(Stored records)
________________

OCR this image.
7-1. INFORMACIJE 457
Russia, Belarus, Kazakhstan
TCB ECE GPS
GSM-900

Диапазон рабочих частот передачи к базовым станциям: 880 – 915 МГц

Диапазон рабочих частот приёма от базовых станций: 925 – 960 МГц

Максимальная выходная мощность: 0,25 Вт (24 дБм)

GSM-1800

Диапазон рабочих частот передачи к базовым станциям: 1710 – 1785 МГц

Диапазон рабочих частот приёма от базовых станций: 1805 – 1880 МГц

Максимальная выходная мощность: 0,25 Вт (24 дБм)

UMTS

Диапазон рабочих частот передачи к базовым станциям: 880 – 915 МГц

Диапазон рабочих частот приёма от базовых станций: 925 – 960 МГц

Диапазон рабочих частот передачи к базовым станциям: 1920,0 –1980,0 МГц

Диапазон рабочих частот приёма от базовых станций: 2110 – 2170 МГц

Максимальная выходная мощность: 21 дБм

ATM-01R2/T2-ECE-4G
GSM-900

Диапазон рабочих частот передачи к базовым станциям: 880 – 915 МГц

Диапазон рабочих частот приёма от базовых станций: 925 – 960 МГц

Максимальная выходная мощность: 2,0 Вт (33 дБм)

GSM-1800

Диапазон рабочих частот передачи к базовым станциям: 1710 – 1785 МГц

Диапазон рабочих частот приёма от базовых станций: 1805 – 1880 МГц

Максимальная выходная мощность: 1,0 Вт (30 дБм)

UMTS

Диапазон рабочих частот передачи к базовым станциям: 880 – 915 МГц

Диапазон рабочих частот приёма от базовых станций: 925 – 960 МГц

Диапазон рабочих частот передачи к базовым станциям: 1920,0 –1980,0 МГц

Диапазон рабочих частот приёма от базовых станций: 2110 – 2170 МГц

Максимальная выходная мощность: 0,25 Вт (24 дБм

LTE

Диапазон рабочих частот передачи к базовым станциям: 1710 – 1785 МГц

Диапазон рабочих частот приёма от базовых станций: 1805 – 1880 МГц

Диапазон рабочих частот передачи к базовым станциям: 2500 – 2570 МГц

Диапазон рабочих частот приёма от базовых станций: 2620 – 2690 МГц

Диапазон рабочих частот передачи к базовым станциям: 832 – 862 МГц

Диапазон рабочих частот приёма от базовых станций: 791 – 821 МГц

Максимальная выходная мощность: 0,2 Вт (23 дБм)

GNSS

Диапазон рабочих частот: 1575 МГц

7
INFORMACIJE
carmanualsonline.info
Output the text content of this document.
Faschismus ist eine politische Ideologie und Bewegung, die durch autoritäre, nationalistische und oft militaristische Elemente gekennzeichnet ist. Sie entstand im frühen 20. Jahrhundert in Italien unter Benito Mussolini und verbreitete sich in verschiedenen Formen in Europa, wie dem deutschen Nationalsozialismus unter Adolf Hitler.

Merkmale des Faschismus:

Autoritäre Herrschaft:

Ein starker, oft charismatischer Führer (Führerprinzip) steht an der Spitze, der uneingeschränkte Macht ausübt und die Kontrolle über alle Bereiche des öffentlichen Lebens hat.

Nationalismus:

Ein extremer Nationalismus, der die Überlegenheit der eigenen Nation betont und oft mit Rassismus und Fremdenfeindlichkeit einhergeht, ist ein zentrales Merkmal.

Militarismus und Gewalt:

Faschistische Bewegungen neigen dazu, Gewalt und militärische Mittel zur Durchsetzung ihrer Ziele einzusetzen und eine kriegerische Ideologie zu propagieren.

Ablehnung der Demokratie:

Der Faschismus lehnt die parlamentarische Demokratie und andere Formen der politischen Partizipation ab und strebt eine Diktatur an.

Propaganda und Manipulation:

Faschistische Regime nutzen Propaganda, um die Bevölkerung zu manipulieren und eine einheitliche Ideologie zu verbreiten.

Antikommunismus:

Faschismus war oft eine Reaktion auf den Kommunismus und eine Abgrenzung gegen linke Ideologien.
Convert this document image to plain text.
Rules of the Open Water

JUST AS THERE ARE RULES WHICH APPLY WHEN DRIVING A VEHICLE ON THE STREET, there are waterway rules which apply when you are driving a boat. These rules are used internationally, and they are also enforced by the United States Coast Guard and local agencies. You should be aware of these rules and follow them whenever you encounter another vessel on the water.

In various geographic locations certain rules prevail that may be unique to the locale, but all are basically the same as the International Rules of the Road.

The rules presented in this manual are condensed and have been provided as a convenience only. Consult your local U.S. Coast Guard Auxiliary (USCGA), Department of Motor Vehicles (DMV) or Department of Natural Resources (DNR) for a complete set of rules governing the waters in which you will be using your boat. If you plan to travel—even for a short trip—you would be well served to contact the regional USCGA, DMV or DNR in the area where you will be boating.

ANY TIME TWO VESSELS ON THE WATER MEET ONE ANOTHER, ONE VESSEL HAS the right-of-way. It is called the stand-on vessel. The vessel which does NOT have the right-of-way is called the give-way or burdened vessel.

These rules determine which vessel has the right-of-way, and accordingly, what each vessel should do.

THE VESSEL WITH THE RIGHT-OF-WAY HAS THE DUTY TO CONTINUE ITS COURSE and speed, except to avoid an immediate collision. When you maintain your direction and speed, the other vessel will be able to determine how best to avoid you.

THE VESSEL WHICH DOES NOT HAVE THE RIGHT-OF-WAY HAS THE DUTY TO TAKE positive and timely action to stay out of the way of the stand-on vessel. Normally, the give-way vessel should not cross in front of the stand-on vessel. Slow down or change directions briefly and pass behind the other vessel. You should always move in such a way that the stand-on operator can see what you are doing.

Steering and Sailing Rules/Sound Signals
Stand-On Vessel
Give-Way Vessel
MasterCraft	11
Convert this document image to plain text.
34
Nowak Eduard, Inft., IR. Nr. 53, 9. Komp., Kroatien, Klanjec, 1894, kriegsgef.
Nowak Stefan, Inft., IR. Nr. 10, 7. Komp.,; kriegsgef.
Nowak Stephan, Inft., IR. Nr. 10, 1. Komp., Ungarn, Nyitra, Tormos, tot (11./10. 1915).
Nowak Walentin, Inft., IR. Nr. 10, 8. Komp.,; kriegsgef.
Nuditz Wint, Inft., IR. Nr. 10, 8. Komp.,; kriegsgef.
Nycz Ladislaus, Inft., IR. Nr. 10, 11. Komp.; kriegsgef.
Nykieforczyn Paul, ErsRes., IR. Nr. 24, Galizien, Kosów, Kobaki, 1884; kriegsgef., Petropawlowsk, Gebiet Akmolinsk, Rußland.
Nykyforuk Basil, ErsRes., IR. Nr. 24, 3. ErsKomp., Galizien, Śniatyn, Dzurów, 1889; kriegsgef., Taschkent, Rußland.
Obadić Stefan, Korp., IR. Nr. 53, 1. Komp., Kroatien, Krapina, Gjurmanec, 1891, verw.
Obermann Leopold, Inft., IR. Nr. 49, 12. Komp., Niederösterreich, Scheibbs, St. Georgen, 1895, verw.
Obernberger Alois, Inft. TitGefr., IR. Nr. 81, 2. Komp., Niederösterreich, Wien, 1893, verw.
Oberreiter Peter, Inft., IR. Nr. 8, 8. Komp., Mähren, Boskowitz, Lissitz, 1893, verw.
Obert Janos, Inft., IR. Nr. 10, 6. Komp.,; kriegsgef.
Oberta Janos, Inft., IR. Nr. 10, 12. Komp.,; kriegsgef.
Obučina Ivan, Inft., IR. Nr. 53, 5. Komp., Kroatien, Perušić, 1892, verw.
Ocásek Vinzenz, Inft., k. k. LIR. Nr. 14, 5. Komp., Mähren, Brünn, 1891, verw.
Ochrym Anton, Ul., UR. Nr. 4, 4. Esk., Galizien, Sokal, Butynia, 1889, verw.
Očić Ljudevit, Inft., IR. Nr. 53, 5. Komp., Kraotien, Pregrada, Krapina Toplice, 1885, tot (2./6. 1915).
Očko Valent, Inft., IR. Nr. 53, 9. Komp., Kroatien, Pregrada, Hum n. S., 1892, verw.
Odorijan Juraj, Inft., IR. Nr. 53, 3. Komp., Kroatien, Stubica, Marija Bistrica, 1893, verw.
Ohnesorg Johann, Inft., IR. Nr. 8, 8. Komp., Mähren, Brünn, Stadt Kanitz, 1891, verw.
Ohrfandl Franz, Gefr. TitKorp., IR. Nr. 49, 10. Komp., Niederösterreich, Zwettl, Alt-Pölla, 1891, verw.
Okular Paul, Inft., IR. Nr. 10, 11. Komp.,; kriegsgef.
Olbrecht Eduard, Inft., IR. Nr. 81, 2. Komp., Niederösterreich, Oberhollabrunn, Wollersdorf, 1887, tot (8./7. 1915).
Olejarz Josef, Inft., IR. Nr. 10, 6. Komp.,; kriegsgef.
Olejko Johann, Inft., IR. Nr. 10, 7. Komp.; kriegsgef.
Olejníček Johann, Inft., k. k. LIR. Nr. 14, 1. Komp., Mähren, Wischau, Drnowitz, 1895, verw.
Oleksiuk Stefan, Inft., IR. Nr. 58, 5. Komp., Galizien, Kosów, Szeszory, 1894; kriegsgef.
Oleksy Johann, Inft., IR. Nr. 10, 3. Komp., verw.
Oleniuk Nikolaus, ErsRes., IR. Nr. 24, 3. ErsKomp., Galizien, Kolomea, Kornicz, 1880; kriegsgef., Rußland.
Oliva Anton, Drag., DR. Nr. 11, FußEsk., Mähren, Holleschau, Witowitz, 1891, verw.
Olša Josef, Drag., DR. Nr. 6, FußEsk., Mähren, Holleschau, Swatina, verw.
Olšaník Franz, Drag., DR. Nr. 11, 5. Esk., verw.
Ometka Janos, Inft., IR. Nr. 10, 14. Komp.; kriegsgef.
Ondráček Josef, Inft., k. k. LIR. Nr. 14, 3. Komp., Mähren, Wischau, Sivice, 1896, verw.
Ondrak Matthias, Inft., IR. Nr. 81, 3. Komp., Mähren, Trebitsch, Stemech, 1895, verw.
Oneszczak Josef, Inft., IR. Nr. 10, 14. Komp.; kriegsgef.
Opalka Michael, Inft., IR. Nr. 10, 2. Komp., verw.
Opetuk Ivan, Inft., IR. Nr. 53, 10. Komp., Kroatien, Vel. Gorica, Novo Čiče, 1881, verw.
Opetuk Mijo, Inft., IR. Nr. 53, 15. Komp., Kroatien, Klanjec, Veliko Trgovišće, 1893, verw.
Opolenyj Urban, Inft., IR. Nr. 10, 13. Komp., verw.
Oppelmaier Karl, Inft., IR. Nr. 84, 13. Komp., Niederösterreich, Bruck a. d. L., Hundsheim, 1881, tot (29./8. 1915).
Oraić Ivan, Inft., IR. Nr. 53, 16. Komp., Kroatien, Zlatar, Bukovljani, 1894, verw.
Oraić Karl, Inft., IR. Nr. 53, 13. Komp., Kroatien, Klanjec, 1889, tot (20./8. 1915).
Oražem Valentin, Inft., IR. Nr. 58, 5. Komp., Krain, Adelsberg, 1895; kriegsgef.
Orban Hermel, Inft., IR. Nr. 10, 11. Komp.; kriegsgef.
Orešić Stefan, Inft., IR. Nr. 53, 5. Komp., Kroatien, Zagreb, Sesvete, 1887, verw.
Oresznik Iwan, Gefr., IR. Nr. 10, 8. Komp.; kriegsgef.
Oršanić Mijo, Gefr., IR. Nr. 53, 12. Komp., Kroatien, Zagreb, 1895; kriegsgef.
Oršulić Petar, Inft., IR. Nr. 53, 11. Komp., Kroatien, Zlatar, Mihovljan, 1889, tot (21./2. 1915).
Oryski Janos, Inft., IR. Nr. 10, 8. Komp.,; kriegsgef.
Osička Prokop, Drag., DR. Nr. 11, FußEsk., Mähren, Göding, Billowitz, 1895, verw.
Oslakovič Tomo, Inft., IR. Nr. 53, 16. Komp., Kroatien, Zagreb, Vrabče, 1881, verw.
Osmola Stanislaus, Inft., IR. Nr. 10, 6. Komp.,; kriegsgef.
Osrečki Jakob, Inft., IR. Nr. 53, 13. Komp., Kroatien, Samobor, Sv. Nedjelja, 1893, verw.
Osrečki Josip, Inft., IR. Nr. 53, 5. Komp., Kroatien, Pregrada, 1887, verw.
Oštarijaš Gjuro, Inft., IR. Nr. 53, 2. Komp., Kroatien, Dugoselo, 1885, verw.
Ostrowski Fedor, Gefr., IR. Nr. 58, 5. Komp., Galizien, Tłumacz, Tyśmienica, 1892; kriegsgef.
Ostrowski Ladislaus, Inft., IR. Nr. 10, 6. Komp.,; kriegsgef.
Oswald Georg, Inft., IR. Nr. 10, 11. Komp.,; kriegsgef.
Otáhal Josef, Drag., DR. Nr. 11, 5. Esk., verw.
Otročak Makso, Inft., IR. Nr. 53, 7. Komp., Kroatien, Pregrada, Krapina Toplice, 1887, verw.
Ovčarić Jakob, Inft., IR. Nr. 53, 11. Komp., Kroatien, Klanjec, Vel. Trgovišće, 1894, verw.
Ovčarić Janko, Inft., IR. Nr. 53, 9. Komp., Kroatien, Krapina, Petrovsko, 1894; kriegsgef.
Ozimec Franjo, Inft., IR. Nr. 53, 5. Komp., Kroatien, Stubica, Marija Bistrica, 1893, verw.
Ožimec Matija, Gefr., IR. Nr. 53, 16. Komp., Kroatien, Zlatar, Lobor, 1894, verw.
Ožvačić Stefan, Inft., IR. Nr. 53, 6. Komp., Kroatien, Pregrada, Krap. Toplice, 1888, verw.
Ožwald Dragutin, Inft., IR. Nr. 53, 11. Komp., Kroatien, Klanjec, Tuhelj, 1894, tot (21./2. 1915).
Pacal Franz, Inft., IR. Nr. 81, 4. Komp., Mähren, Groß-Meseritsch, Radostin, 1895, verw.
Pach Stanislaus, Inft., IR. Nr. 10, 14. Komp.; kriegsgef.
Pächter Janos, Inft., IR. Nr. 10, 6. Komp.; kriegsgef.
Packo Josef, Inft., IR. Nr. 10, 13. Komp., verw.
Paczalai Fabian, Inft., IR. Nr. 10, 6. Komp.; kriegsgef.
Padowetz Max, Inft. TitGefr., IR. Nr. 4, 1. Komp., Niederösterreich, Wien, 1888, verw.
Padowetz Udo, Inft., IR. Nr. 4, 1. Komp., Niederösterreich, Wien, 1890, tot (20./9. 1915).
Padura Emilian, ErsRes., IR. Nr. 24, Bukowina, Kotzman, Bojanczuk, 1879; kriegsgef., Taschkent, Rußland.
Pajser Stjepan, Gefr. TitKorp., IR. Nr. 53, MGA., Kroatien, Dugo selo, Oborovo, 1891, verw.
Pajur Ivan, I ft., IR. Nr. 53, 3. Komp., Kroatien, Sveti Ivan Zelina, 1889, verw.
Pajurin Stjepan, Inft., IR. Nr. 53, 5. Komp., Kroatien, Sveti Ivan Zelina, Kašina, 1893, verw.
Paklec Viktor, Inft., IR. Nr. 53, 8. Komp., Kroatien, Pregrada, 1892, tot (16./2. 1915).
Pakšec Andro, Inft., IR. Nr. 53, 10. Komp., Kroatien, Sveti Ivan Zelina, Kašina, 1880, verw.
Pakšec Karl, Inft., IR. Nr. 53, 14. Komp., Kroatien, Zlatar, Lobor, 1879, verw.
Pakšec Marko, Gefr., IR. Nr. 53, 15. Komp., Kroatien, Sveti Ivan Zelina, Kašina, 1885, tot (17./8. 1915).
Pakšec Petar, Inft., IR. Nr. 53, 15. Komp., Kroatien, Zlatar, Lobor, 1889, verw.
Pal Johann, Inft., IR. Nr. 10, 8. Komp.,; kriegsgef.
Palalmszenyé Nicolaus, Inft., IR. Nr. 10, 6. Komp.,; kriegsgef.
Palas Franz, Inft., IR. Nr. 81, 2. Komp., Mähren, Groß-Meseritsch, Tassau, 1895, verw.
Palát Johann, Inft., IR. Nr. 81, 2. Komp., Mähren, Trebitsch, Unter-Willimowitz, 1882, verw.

________________

- _Exercise_
Extract each line from the listing that holds the word "ErsKomp".

- _The reply_
Nykyforuk Basil, ErsRes., IR. Nr. 24, 3. ErsKomp., Galizien, Śniatyn, Dzurów, 1889; kriegsgef., Taschkent, Rußland.
Oleniuk Nikolaus, ErsRes., IR. Nr. 24, 3. ErsKomp., Galizien, Kolomea, Kornicz, 1880; kriegsgef., Rußland.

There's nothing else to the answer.